§ **GIVEN INFORMATION**
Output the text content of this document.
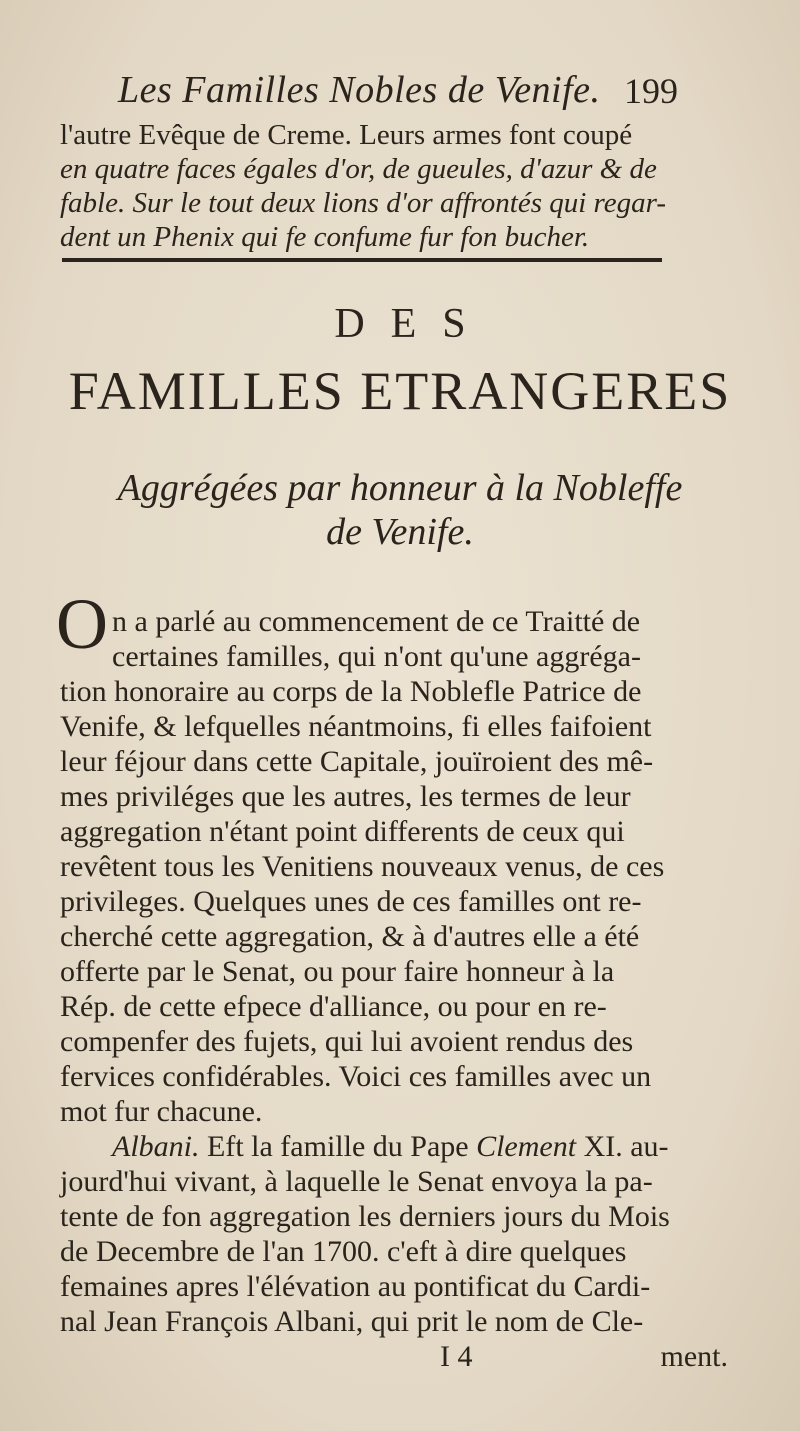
Les Familles Nobles de Venife. 199
l'autre Evêque de Creme. Leurs armes font coupé
en quatre faces égales d'or, de gueules, d'azur & de
fable. Sur le tout deux lions d'or affrontés qui regar-
dent un Phenix qui fe confume fur fon bucher.
DES
FAMILLES ETRANGERES
Aggrégées par honneur à la Nobleffe
de Venife.
O n a parlé au commencement de ce Traitté de
certaines familles, qui n'ont qu'une aggréga-
tion honoraire au corps de la Noblefle Patrice de
Venife, & lefquelles néantmoins, fi elles faifoient
leur féjour dans cette Capitale, jouïroient des mê-
mes priviléges que les autres, les termes de leur
aggregation n'étant point differents de ceux qui
revêtent tous les Venitiens nouveaux venus, de ces
privileges. Quelques unes de ces familles ont re-
cherché cette aggregation, & à d'autres elle a été
offerte par le Senat, ou pour faire honneur à la
Rép. de cette efpece d'alliance, ou pour en re-
compenfer des fujets, qui lui avoient rendus des
fervices confidérables. Voici ces familles avec un
mot fur chacune.
Albani. Eft la famille du Pape Clement XI. au-
jourd'hui vivant, à laquelle le Senat envoya la pa-
tente de fon aggregation les derniers jours du Mois
de Decembre de l'an 1700. c'eft à dire quelques
femaines apres l'élévation au pontificat du Cardi-
nal Jean François Albani, qui prit le nom de Cle-
I 4	ment.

§ **SET EXERCISE**
Print the whole listing above once more, word for word, without its pictures.

§ **EXERCISE RESULT**
Output the text content of this document.
Les Familles Nobles de Venife. 199
l'autre Evêque de Creme. Leurs armes font coupé
en quatre faces égales d'or, de gueules, d'azur & de
fable. Sur le tout deux lions d'or affrontés qui regar-
dent un Phenix qui fe confume fur fon bucher.
DES
FAMILLES ETRANGERES
Aggrégées par honneur à la Nobleffe
de Venife.
O n a parlé au commencement de ce Traitté de
certaines familles, qui n'ont qu'une aggréga-
tion honoraire au corps de la Noblefle Patrice de
Venife, & lefquelles néantmoins, fi elles faifoient
leur féjour dans cette Capitale, jouïroient des mê-
mes priviléges que les autres, les termes de leur
aggregation n'étant point differents de ceux qui
revêtent tous les Venitiens nouveaux venus, de ces
privileges. Quelques unes de ces familles ont re-
cherché cette aggregation, & à d'autres elle a été
offerte par le Senat, ou pour faire honneur à la
Rép. de cette efpece d'alliance, ou pour en re-
compenfer des fujets, qui lui avoient rendus des
fervices confidérables. Voici ces familles avec un
mot fur chacune.
Albani. Eft la famille du Pape Clement XI. au-
jourd'hui vivant, à laquelle le Senat envoya la pa-
tente de fon aggregation les derniers jours du Mois
de Decembre de l'an 1700. c'eft à dire quelques
femaines apres l'élévation au pontificat du Cardi-
nal Jean François Albani, qui prit le nom de Cle-
I 4	ment.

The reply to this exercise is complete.